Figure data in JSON

··········

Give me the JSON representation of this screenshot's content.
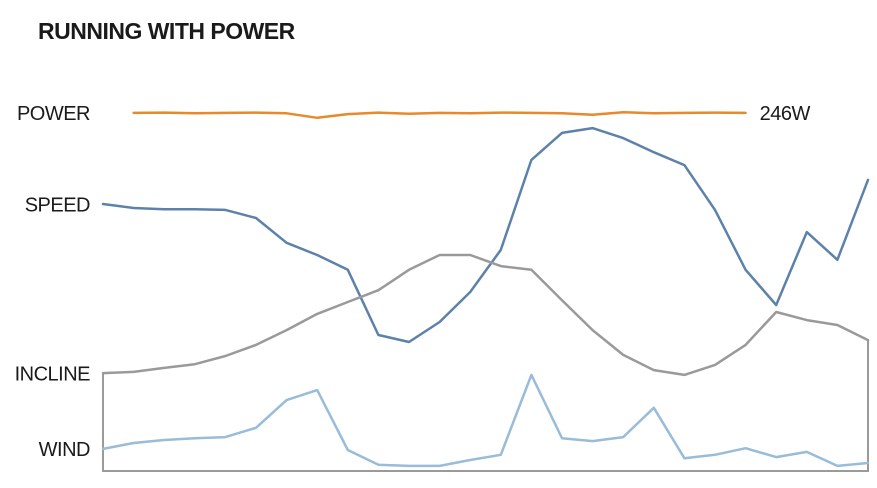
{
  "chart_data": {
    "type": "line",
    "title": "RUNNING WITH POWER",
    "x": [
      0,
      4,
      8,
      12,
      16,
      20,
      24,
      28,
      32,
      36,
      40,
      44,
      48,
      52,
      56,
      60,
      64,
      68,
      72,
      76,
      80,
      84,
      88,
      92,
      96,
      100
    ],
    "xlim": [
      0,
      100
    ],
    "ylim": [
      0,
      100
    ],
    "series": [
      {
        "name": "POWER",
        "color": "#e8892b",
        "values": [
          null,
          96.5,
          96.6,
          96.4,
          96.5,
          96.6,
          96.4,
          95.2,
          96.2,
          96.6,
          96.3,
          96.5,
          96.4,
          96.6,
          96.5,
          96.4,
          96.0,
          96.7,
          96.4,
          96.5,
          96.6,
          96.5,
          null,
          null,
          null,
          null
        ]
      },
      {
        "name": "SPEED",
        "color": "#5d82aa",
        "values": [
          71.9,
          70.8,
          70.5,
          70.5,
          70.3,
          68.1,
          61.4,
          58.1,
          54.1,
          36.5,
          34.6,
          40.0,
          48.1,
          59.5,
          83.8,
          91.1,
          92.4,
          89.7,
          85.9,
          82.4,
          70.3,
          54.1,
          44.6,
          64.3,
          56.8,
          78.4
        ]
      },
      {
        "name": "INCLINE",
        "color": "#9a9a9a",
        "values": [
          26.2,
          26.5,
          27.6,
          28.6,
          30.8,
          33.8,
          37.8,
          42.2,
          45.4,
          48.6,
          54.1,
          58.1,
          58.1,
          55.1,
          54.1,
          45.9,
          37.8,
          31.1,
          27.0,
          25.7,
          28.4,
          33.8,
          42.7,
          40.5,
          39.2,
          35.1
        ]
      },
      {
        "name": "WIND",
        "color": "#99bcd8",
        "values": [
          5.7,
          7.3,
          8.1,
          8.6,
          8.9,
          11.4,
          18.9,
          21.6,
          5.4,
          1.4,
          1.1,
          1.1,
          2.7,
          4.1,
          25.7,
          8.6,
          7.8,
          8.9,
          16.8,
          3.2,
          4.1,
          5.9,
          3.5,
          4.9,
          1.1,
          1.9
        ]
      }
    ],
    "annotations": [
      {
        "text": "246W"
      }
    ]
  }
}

··········

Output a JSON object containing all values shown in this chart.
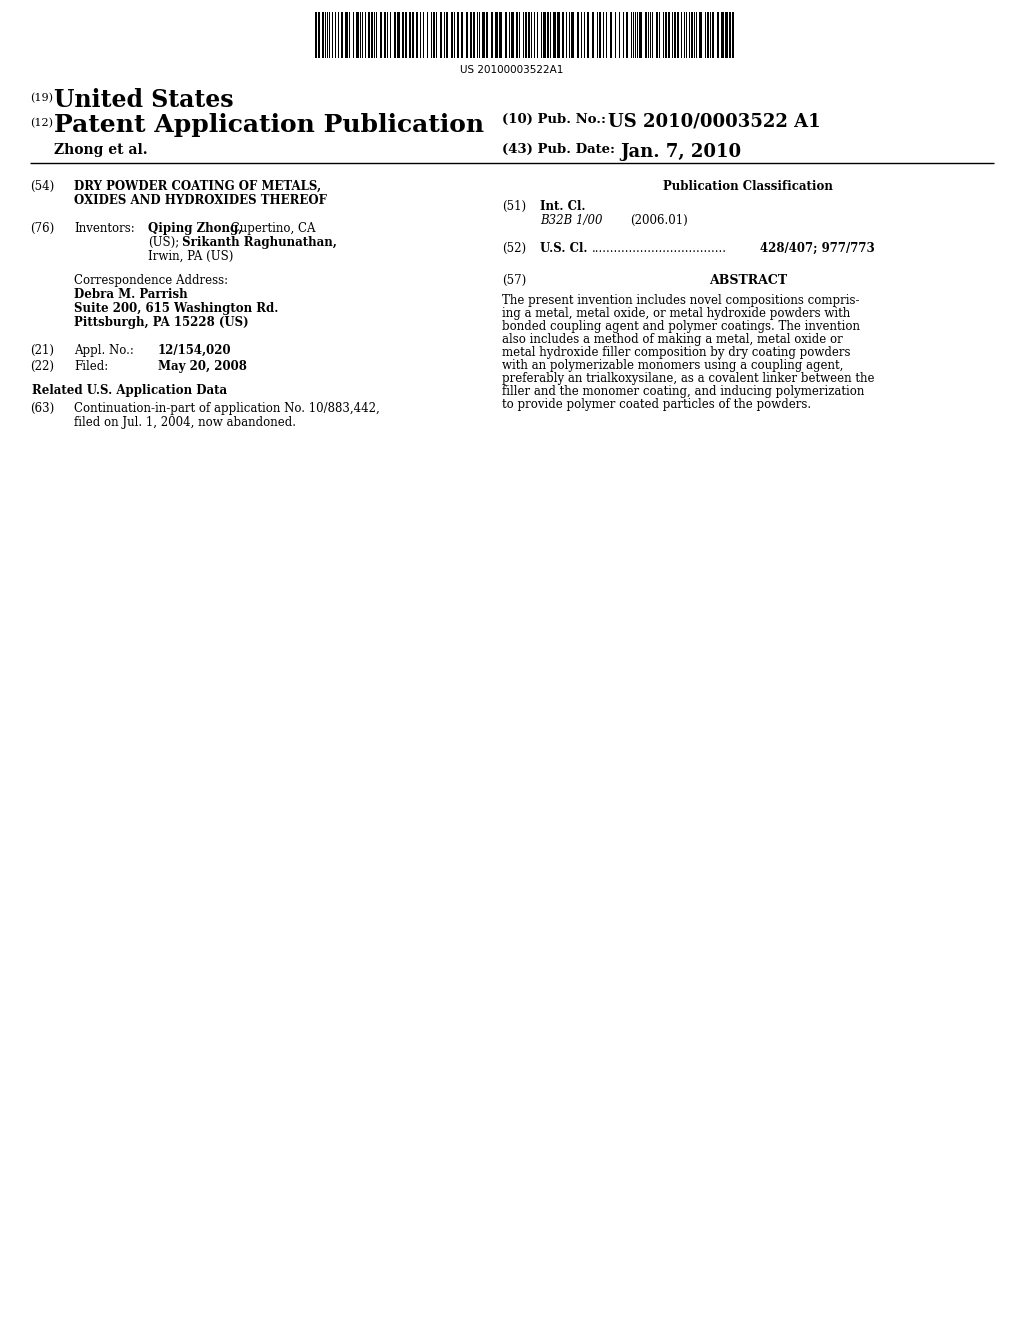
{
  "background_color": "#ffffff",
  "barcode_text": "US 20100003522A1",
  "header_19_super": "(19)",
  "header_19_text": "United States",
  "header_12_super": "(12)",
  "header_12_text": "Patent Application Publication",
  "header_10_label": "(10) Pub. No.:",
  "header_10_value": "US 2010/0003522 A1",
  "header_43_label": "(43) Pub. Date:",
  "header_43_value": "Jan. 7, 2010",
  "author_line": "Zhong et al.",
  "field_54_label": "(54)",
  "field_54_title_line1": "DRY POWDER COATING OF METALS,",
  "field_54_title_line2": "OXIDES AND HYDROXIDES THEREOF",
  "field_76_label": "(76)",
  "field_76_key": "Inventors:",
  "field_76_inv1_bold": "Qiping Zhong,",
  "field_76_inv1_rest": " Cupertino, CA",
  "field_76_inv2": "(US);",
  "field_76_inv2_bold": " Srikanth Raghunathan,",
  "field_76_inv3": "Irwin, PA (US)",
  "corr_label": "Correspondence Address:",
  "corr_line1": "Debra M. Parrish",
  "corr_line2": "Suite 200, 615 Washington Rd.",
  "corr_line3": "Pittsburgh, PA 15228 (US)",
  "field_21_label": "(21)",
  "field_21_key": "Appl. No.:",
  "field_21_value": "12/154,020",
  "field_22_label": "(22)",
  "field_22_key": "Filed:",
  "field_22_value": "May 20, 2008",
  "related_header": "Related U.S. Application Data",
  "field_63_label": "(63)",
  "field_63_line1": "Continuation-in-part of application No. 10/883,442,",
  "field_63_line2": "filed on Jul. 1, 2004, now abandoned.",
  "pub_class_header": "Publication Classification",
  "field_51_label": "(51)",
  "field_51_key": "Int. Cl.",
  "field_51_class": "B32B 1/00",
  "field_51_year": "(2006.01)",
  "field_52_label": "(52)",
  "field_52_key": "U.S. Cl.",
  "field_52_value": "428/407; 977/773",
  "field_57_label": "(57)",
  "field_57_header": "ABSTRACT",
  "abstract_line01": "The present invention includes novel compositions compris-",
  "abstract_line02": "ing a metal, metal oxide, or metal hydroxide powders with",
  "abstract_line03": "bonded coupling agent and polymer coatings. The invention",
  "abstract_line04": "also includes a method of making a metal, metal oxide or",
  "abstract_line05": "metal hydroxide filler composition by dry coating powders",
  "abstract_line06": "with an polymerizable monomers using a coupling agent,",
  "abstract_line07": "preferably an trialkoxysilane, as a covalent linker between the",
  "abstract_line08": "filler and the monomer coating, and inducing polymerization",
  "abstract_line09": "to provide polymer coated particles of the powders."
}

··········

▶ _SHORT EXERCISE_:
Copy each line of the listing that includes "name".

▶ _OUTPUT FOR THIS EXERCISE_:
        "name": "POWER",
        "name": "SPEED",
        "name": "INCLINE",
        "name": "WIND",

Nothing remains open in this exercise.